* Your objective *
Count only the lines of the records that hold "JSON", then give the number without any other words.

— BEGIN Provided records —

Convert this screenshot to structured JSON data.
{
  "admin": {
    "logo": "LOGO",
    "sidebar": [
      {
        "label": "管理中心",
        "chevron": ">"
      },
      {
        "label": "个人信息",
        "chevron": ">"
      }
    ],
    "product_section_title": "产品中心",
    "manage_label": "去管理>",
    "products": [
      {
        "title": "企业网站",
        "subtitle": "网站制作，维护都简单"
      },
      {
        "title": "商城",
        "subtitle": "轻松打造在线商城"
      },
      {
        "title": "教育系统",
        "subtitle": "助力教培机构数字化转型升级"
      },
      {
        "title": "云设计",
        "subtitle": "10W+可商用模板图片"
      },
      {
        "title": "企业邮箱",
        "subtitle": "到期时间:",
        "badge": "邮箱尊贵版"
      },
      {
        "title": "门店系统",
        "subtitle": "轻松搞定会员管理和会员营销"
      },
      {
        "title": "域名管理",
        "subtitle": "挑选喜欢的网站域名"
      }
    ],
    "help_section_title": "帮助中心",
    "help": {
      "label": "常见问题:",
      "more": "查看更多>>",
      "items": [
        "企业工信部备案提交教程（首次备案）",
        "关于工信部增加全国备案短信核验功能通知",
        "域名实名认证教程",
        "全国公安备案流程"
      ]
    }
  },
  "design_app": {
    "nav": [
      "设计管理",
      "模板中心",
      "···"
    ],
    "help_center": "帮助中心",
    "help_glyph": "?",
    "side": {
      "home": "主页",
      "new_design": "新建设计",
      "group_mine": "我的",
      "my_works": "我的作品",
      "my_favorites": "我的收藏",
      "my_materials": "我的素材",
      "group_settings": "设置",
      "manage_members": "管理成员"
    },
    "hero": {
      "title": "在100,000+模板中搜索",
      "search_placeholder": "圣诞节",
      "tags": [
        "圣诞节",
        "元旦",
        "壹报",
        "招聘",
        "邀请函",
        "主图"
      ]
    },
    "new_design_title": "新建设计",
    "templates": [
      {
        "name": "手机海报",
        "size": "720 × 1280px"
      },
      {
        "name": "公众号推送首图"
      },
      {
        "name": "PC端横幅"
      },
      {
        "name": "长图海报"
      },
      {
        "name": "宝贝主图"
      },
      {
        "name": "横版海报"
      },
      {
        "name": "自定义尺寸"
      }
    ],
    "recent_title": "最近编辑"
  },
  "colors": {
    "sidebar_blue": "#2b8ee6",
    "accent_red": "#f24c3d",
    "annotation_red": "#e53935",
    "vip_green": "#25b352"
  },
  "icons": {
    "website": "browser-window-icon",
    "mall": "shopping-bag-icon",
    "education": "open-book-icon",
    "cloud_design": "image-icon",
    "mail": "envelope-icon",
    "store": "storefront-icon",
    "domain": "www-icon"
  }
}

— END Provided records —
— BEGIN Provided records —

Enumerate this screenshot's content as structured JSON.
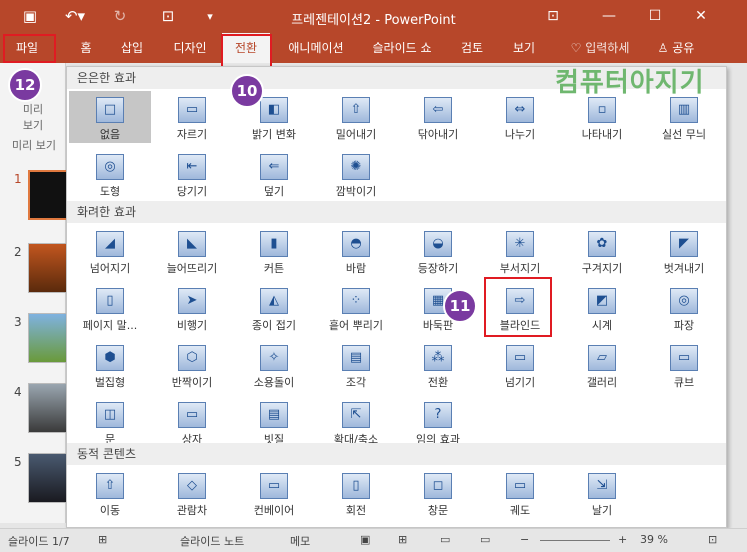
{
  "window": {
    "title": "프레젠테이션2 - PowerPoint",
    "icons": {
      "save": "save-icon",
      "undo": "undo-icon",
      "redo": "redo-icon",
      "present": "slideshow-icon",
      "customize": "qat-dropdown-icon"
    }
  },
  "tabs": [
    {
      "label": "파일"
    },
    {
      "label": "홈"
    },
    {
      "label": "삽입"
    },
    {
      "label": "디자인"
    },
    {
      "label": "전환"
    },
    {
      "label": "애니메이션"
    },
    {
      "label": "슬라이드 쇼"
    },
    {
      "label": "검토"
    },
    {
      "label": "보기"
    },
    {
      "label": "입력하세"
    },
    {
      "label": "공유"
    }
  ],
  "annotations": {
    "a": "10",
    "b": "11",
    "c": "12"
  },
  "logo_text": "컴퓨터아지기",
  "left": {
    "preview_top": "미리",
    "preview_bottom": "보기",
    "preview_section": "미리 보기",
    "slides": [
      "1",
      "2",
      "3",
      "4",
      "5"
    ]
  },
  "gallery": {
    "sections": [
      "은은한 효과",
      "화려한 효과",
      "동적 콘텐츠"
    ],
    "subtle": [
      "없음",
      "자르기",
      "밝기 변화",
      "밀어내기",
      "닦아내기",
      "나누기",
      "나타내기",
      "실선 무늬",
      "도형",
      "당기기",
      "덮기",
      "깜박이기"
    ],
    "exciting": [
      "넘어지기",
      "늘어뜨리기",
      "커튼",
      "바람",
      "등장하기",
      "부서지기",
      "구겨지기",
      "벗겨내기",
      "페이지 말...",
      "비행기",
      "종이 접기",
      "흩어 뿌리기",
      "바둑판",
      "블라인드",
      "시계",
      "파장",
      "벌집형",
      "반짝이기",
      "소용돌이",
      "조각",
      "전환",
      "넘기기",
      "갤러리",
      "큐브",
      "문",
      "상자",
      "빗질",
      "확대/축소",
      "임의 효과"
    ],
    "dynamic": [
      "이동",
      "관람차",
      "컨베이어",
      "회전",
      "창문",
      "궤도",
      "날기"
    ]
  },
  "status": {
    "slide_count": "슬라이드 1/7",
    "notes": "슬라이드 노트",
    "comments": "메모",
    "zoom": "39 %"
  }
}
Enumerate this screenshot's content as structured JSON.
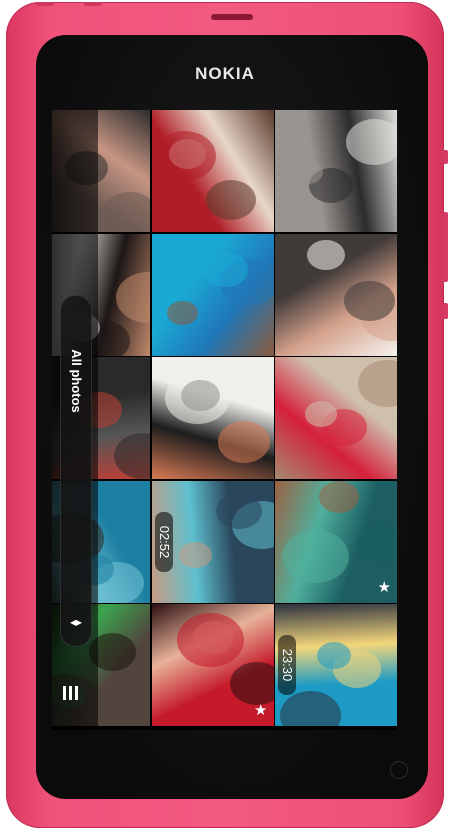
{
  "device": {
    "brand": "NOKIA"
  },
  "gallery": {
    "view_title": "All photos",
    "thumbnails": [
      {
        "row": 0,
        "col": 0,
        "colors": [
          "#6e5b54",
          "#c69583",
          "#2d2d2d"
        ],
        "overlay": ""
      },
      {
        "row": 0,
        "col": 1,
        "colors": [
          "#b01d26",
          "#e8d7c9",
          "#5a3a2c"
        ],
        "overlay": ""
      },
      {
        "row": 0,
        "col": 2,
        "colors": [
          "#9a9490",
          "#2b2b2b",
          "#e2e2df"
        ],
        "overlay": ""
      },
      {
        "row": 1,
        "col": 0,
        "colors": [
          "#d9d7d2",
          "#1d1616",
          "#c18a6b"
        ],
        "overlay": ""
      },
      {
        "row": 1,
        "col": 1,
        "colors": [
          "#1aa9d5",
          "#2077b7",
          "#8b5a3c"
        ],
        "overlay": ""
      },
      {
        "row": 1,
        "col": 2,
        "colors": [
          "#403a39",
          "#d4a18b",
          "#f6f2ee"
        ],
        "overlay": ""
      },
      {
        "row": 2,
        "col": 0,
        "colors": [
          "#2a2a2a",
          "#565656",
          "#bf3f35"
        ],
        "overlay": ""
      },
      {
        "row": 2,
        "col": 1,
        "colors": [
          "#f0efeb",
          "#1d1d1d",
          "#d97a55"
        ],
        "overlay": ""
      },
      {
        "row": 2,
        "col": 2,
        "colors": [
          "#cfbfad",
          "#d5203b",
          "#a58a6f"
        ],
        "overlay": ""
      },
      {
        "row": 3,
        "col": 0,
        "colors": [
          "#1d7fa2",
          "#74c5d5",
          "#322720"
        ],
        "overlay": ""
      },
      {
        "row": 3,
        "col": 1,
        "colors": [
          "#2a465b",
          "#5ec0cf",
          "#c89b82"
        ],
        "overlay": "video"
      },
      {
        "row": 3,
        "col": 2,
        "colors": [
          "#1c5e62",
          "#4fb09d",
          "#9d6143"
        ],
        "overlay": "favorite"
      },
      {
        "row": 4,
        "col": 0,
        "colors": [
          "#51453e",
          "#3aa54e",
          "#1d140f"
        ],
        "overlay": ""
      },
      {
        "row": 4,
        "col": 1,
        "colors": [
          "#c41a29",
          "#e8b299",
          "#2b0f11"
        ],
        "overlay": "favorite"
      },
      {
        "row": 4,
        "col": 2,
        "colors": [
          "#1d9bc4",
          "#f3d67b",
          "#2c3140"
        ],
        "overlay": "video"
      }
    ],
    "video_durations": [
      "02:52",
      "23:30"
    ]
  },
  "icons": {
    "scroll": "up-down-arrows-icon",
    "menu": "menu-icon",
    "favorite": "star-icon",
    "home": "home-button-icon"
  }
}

— END Provided records —
— BEGIN Provided records —

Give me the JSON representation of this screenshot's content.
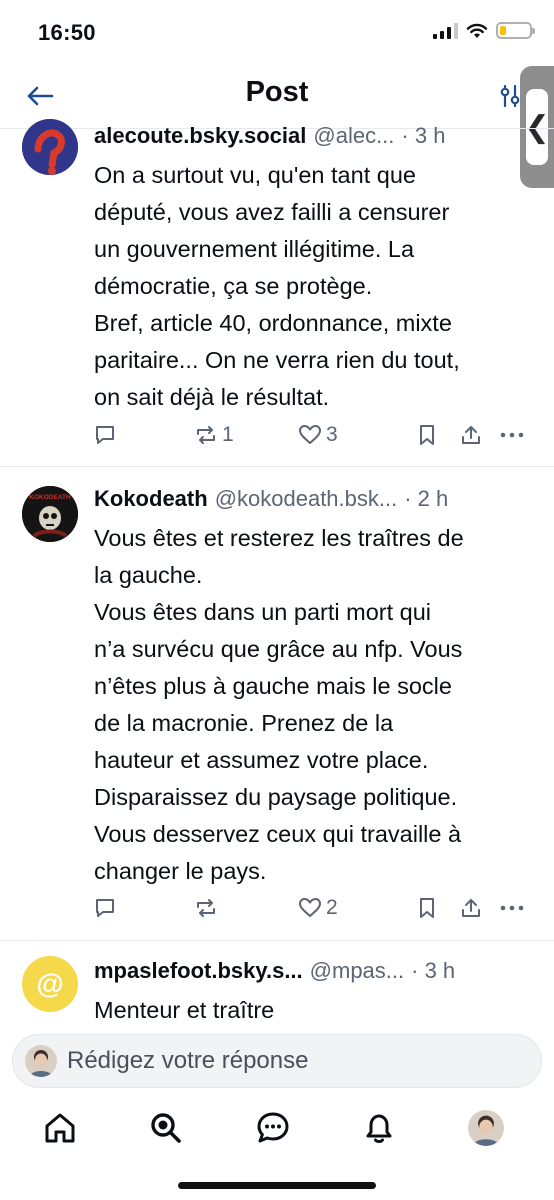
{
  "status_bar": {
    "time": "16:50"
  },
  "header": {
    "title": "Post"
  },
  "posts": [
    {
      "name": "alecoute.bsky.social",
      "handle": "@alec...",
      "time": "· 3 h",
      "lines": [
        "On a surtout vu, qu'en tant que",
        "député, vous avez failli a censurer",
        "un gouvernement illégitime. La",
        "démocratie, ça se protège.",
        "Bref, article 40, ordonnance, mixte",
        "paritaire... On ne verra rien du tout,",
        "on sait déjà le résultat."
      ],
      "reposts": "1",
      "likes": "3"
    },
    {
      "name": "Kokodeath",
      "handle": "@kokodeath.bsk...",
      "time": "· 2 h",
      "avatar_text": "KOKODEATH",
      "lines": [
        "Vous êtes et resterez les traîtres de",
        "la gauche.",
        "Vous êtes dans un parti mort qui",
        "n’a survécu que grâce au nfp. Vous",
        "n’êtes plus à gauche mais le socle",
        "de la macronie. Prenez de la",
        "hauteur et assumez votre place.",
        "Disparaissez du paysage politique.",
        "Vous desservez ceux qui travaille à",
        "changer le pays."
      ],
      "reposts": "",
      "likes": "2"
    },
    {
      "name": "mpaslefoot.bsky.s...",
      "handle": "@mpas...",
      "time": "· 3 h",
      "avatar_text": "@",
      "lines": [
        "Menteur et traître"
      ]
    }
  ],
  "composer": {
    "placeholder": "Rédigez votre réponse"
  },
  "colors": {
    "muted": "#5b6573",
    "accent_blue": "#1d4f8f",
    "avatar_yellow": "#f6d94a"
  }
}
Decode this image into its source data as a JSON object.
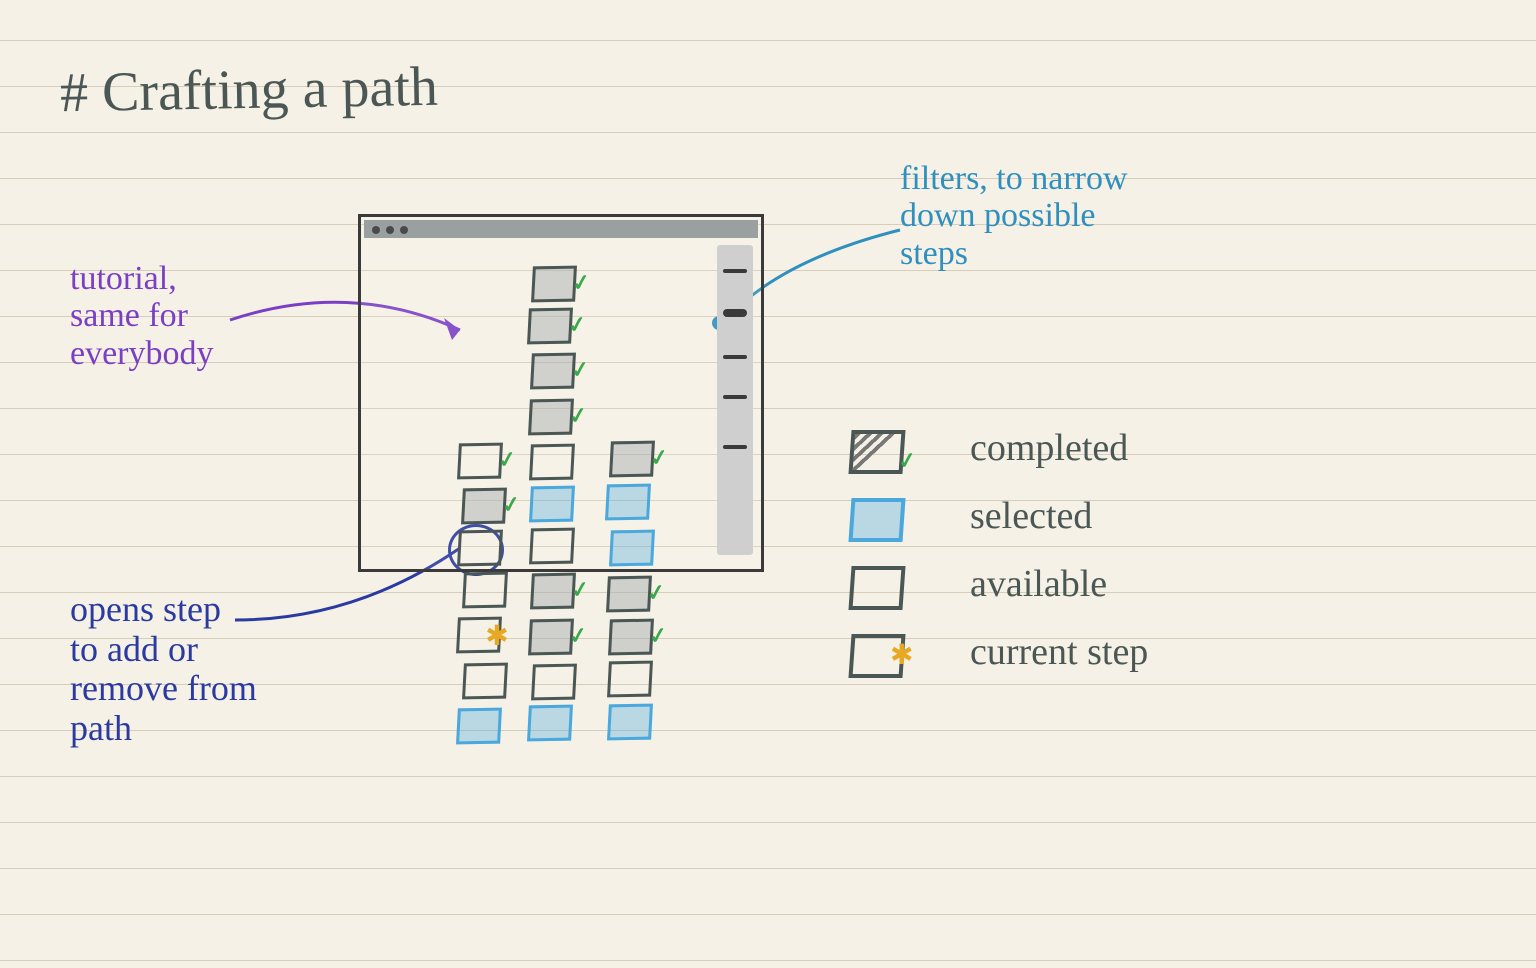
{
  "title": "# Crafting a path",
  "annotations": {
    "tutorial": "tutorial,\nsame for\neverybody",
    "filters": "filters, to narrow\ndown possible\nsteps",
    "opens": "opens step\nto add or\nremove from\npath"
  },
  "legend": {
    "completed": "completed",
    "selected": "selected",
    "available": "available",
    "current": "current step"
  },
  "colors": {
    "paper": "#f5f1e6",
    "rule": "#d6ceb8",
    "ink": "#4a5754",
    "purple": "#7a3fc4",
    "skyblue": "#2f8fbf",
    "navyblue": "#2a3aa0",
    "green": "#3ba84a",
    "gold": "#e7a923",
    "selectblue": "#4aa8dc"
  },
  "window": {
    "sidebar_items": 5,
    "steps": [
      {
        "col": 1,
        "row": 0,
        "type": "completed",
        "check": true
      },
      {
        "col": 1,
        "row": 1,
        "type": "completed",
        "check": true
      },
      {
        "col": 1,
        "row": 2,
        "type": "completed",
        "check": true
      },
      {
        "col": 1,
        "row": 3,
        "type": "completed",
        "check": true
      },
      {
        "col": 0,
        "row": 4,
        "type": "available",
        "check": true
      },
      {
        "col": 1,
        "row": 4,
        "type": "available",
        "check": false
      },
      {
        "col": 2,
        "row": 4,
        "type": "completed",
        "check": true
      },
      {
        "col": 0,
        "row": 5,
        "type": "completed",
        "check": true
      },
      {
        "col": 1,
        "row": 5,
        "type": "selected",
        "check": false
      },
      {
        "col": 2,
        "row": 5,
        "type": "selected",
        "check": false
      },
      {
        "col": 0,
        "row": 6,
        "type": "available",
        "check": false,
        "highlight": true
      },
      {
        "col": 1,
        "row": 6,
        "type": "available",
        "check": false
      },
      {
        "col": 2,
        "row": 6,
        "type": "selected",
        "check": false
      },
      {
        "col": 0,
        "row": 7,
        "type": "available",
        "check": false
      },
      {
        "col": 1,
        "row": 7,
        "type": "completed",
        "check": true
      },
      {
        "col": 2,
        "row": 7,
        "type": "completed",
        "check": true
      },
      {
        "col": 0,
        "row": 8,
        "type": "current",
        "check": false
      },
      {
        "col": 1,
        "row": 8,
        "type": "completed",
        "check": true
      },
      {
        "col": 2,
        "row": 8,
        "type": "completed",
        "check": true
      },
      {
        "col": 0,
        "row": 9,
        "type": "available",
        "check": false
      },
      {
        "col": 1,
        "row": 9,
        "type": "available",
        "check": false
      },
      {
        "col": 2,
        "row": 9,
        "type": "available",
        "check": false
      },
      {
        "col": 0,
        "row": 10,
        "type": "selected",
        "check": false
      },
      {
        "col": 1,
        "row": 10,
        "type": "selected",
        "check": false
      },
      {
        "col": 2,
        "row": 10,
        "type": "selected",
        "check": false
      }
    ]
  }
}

— END Provided records —

* Result of this exercise *
5